— begin Stored records —

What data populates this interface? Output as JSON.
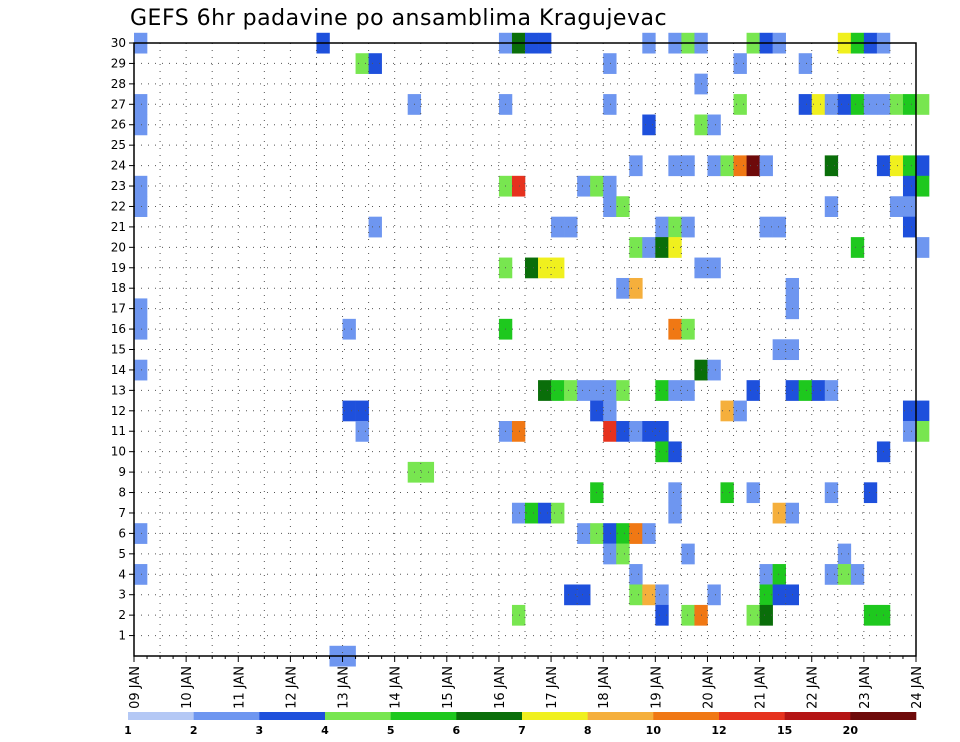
{
  "title": "GEFS 6hr padavine po ansamblima Kragujevac",
  "chart_data": {
    "type": "heatmap",
    "title": "GEFS 6hr padavine po ansamblima Kragujevac",
    "x_ticks": [
      "09 JAN",
      "10 JAN",
      "11 JAN",
      "12 JAN",
      "13 JAN",
      "14 JAN",
      "15 JAN",
      "16 JAN",
      "17 JAN",
      "18 JAN",
      "19 JAN",
      "20 JAN",
      "21 JAN",
      "22 JAN",
      "23 JAN",
      "24 JAN"
    ],
    "y_ticks": [
      1,
      2,
      3,
      4,
      5,
      6,
      7,
      8,
      9,
      10,
      11,
      12,
      13,
      14,
      15,
      16,
      17,
      18,
      19,
      20,
      21,
      22,
      23,
      24,
      25,
      26,
      27,
      28,
      29,
      30
    ],
    "ylim": [
      0,
      30
    ],
    "xlim_days": [
      "09 JAN",
      "24 JAN"
    ],
    "grid": true,
    "legend_placement": "bottom",
    "legend_levels": [
      "1",
      "2",
      "3",
      "4",
      "5",
      "6",
      "7",
      "8",
      "10",
      "12",
      "15",
      "20"
    ],
    "legend_colors": [
      "#b4c8f5",
      "#6e96f0",
      "#1e50dc",
      "#78e650",
      "#1ec81e",
      "#0a6e0a",
      "#f0f01e",
      "#f5af3c",
      "#f07814",
      "#e6321e",
      "#b41414",
      "#6e0a0a"
    ],
    "cells": [
      {
        "member": 30,
        "step": 0,
        "v": 1
      },
      {
        "member": 30,
        "step": 14,
        "v": 2
      },
      {
        "member": 30,
        "step": 28,
        "v": 1
      },
      {
        "member": 30,
        "step": 29,
        "v": 5
      },
      {
        "member": 30,
        "step": 30,
        "v": 2
      },
      {
        "member": 30,
        "step": 31,
        "v": 2
      },
      {
        "member": 30,
        "step": 39,
        "v": 1
      },
      {
        "member": 30,
        "step": 41,
        "v": 1
      },
      {
        "member": 30,
        "step": 42,
        "v": 3
      },
      {
        "member": 30,
        "step": 43,
        "v": 1
      },
      {
        "member": 30,
        "step": 47,
        "v": 3
      },
      {
        "member": 30,
        "step": 48,
        "v": 2
      },
      {
        "member": 30,
        "step": 49,
        "v": 1
      },
      {
        "member": 30,
        "step": 54,
        "v": 6
      },
      {
        "member": 30,
        "step": 55,
        "v": 4
      },
      {
        "member": 30,
        "step": 56,
        "v": 2
      },
      {
        "member": 30,
        "step": 57,
        "v": 1
      },
      {
        "member": 29,
        "step": 17,
        "v": 3
      },
      {
        "member": 29,
        "step": 18,
        "v": 2
      },
      {
        "member": 29,
        "step": 36,
        "v": 1
      },
      {
        "member": 29,
        "step": 46,
        "v": 1
      },
      {
        "member": 29,
        "step": 51,
        "v": 1
      },
      {
        "member": 28,
        "step": 43,
        "v": 1
      },
      {
        "member": 27,
        "step": 0,
        "v": 1
      },
      {
        "member": 27,
        "step": 21,
        "v": 1
      },
      {
        "member": 27,
        "step": 28,
        "v": 1
      },
      {
        "member": 27,
        "step": 36,
        "v": 1
      },
      {
        "member": 27,
        "step": 46,
        "v": 3
      },
      {
        "member": 27,
        "step": 51,
        "v": 2
      },
      {
        "member": 27,
        "step": 52,
        "v": 6
      },
      {
        "member": 27,
        "step": 53,
        "v": 1
      },
      {
        "member": 27,
        "step": 54,
        "v": 2
      },
      {
        "member": 27,
        "step": 55,
        "v": 4
      },
      {
        "member": 27,
        "step": 56,
        "v": 1
      },
      {
        "member": 27,
        "step": 57,
        "v": 1
      },
      {
        "member": 27,
        "step": 58,
        "v": 3
      },
      {
        "member": 27,
        "step": 59,
        "v": 4
      },
      {
        "member": 27,
        "step": 60,
        "v": 3
      },
      {
        "member": 26,
        "step": 0,
        "v": 1
      },
      {
        "member": 26,
        "step": 39,
        "v": 2
      },
      {
        "member": 26,
        "step": 43,
        "v": 3
      },
      {
        "member": 26,
        "step": 44,
        "v": 1
      },
      {
        "member": 24,
        "step": 38,
        "v": 1
      },
      {
        "member": 24,
        "step": 41,
        "v": 1
      },
      {
        "member": 24,
        "step": 42,
        "v": 1
      },
      {
        "member": 24,
        "step": 44,
        "v": 1
      },
      {
        "member": 24,
        "step": 45,
        "v": 3
      },
      {
        "member": 24,
        "step": 46,
        "v": 8
      },
      {
        "member": 24,
        "step": 47,
        "v": 11
      },
      {
        "member": 24,
        "step": 48,
        "v": 1
      },
      {
        "member": 24,
        "step": 53,
        "v": 5
      },
      {
        "member": 24,
        "step": 57,
        "v": 2
      },
      {
        "member": 24,
        "step": 58,
        "v": 6
      },
      {
        "member": 24,
        "step": 59,
        "v": 4
      },
      {
        "member": 24,
        "step": 60,
        "v": 2
      },
      {
        "member": 23,
        "step": 0,
        "v": 1
      },
      {
        "member": 23,
        "step": 28,
        "v": 3
      },
      {
        "member": 23,
        "step": 29,
        "v": 9
      },
      {
        "member": 23,
        "step": 34,
        "v": 1
      },
      {
        "member": 23,
        "step": 35,
        "v": 3
      },
      {
        "member": 23,
        "step": 36,
        "v": 1
      },
      {
        "member": 23,
        "step": 59,
        "v": 2
      },
      {
        "member": 23,
        "step": 60,
        "v": 4
      },
      {
        "member": 22,
        "step": 0,
        "v": 1
      },
      {
        "member": 22,
        "step": 36,
        "v": 1
      },
      {
        "member": 22,
        "step": 37,
        "v": 3
      },
      {
        "member": 22,
        "step": 53,
        "v": 1
      },
      {
        "member": 22,
        "step": 58,
        "v": 1
      },
      {
        "member": 22,
        "step": 59,
        "v": 1
      },
      {
        "member": 21,
        "step": 18,
        "v": 1
      },
      {
        "member": 21,
        "step": 32,
        "v": 1
      },
      {
        "member": 21,
        "step": 33,
        "v": 1
      },
      {
        "member": 21,
        "step": 40,
        "v": 1
      },
      {
        "member": 21,
        "step": 41,
        "v": 3
      },
      {
        "member": 21,
        "step": 42,
        "v": 1
      },
      {
        "member": 21,
        "step": 48,
        "v": 1
      },
      {
        "member": 21,
        "step": 49,
        "v": 1
      },
      {
        "member": 21,
        "step": 59,
        "v": 2
      },
      {
        "member": 20,
        "step": 38,
        "v": 3
      },
      {
        "member": 20,
        "step": 39,
        "v": 1
      },
      {
        "member": 20,
        "step": 40,
        "v": 5
      },
      {
        "member": 20,
        "step": 41,
        "v": 6
      },
      {
        "member": 20,
        "step": 55,
        "v": 4
      },
      {
        "member": 20,
        "step": 60,
        "v": 1
      },
      {
        "member": 19,
        "step": 28,
        "v": 3
      },
      {
        "member": 19,
        "step": 30,
        "v": 5
      },
      {
        "member": 19,
        "step": 31,
        "v": 6
      },
      {
        "member": 19,
        "step": 32,
        "v": 6
      },
      {
        "member": 19,
        "step": 43,
        "v": 1
      },
      {
        "member": 19,
        "step": 44,
        "v": 1
      },
      {
        "member": 18,
        "step": 37,
        "v": 1
      },
      {
        "member": 18,
        "step": 38,
        "v": 7
      },
      {
        "member": 18,
        "step": 50,
        "v": 1
      },
      {
        "member": 17,
        "step": 0,
        "v": 1
      },
      {
        "member": 17,
        "step": 50,
        "v": 1
      },
      {
        "member": 16,
        "step": 0,
        "v": 1
      },
      {
        "member": 16,
        "step": 16,
        "v": 1
      },
      {
        "member": 16,
        "step": 28,
        "v": 4
      },
      {
        "member": 16,
        "step": 41,
        "v": 8
      },
      {
        "member": 16,
        "step": 42,
        "v": 3
      },
      {
        "member": 15,
        "step": 49,
        "v": 1
      },
      {
        "member": 15,
        "step": 50,
        "v": 1
      },
      {
        "member": 14,
        "step": 0,
        "v": 1
      },
      {
        "member": 14,
        "step": 43,
        "v": 5
      },
      {
        "member": 14,
        "step": 44,
        "v": 1
      },
      {
        "member": 13,
        "step": 31,
        "v": 5
      },
      {
        "member": 13,
        "step": 32,
        "v": 4
      },
      {
        "member": 13,
        "step": 33,
        "v": 3
      },
      {
        "member": 13,
        "step": 34,
        "v": 1
      },
      {
        "member": 13,
        "step": 35,
        "v": 1
      },
      {
        "member": 13,
        "step": 36,
        "v": 1
      },
      {
        "member": 13,
        "step": 37,
        "v": 3
      },
      {
        "member": 13,
        "step": 40,
        "v": 4
      },
      {
        "member": 13,
        "step": 41,
        "v": 1
      },
      {
        "member": 13,
        "step": 42,
        "v": 1
      },
      {
        "member": 13,
        "step": 47,
        "v": 2
      },
      {
        "member": 13,
        "step": 50,
        "v": 2
      },
      {
        "member": 13,
        "step": 51,
        "v": 4
      },
      {
        "member": 13,
        "step": 52,
        "v": 2
      },
      {
        "member": 13,
        "step": 53,
        "v": 1
      },
      {
        "member": 12,
        "step": 16,
        "v": 2
      },
      {
        "member": 12,
        "step": 17,
        "v": 2
      },
      {
        "member": 12,
        "step": 35,
        "v": 2
      },
      {
        "member": 12,
        "step": 36,
        "v": 1
      },
      {
        "member": 12,
        "step": 45,
        "v": 7
      },
      {
        "member": 12,
        "step": 46,
        "v": 1
      },
      {
        "member": 12,
        "step": 59,
        "v": 2
      },
      {
        "member": 12,
        "step": 60,
        "v": 2
      },
      {
        "member": 11,
        "step": 17,
        "v": 1
      },
      {
        "member": 11,
        "step": 28,
        "v": 1
      },
      {
        "member": 11,
        "step": 29,
        "v": 8
      },
      {
        "member": 11,
        "step": 36,
        "v": 9
      },
      {
        "member": 11,
        "step": 37,
        "v": 2
      },
      {
        "member": 11,
        "step": 38,
        "v": 1
      },
      {
        "member": 11,
        "step": 39,
        "v": 2
      },
      {
        "member": 11,
        "step": 40,
        "v": 2
      },
      {
        "member": 11,
        "step": 59,
        "v": 1
      },
      {
        "member": 11,
        "step": 60,
        "v": 3
      },
      {
        "member": 10,
        "step": 40,
        "v": 4
      },
      {
        "member": 10,
        "step": 41,
        "v": 2
      },
      {
        "member": 10,
        "step": 57,
        "v": 2
      },
      {
        "member": 9,
        "step": 21,
        "v": 3
      },
      {
        "member": 9,
        "step": 22,
        "v": 3
      },
      {
        "member": 8,
        "step": 35,
        "v": 4
      },
      {
        "member": 8,
        "step": 41,
        "v": 1
      },
      {
        "member": 8,
        "step": 45,
        "v": 4
      },
      {
        "member": 8,
        "step": 47,
        "v": 1
      },
      {
        "member": 8,
        "step": 53,
        "v": 1
      },
      {
        "member": 8,
        "step": 56,
        "v": 2
      },
      {
        "member": 7,
        "step": 29,
        "v": 1
      },
      {
        "member": 7,
        "step": 30,
        "v": 4
      },
      {
        "member": 7,
        "step": 31,
        "v": 2
      },
      {
        "member": 7,
        "step": 32,
        "v": 3
      },
      {
        "member": 7,
        "step": 41,
        "v": 1
      },
      {
        "member": 7,
        "step": 49,
        "v": 7
      },
      {
        "member": 7,
        "step": 50,
        "v": 1
      },
      {
        "member": 6,
        "step": 0,
        "v": 1
      },
      {
        "member": 6,
        "step": 34,
        "v": 1
      },
      {
        "member": 6,
        "step": 35,
        "v": 3
      },
      {
        "member": 6,
        "step": 36,
        "v": 2
      },
      {
        "member": 6,
        "step": 37,
        "v": 4
      },
      {
        "member": 6,
        "step": 38,
        "v": 8
      },
      {
        "member": 6,
        "step": 39,
        "v": 1
      },
      {
        "member": 5,
        "step": 36,
        "v": 1
      },
      {
        "member": 5,
        "step": 37,
        "v": 3
      },
      {
        "member": 5,
        "step": 42,
        "v": 1
      },
      {
        "member": 5,
        "step": 54,
        "v": 1
      },
      {
        "member": 4,
        "step": 0,
        "v": 1
      },
      {
        "member": 4,
        "step": 38,
        "v": 1
      },
      {
        "member": 4,
        "step": 48,
        "v": 1
      },
      {
        "member": 4,
        "step": 49,
        "v": 4
      },
      {
        "member": 4,
        "step": 53,
        "v": 1
      },
      {
        "member": 4,
        "step": 54,
        "v": 3
      },
      {
        "member": 4,
        "step": 55,
        "v": 1
      },
      {
        "member": 3,
        "step": 33,
        "v": 2
      },
      {
        "member": 3,
        "step": 34,
        "v": 2
      },
      {
        "member": 3,
        "step": 38,
        "v": 3
      },
      {
        "member": 3,
        "step": 39,
        "v": 7
      },
      {
        "member": 3,
        "step": 40,
        "v": 1
      },
      {
        "member": 3,
        "step": 44,
        "v": 1
      },
      {
        "member": 3,
        "step": 48,
        "v": 4
      },
      {
        "member": 3,
        "step": 49,
        "v": 2
      },
      {
        "member": 3,
        "step": 50,
        "v": 2
      },
      {
        "member": 2,
        "step": 29,
        "v": 3
      },
      {
        "member": 2,
        "step": 40,
        "v": 2
      },
      {
        "member": 2,
        "step": 42,
        "v": 3
      },
      {
        "member": 2,
        "step": 43,
        "v": 8
      },
      {
        "member": 2,
        "step": 47,
        "v": 3
      },
      {
        "member": 2,
        "step": 48,
        "v": 5
      },
      {
        "member": 2,
        "step": 56,
        "v": 4
      },
      {
        "member": 2,
        "step": 57,
        "v": 4
      },
      {
        "member": 0,
        "step": 15,
        "v": 1
      },
      {
        "member": 0,
        "step": 16,
        "v": 1
      }
    ]
  }
}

— end Stored records —

Aim of the exercise:
Report only the number of lines in the records that include the word "Kragujevac".

Task response:
2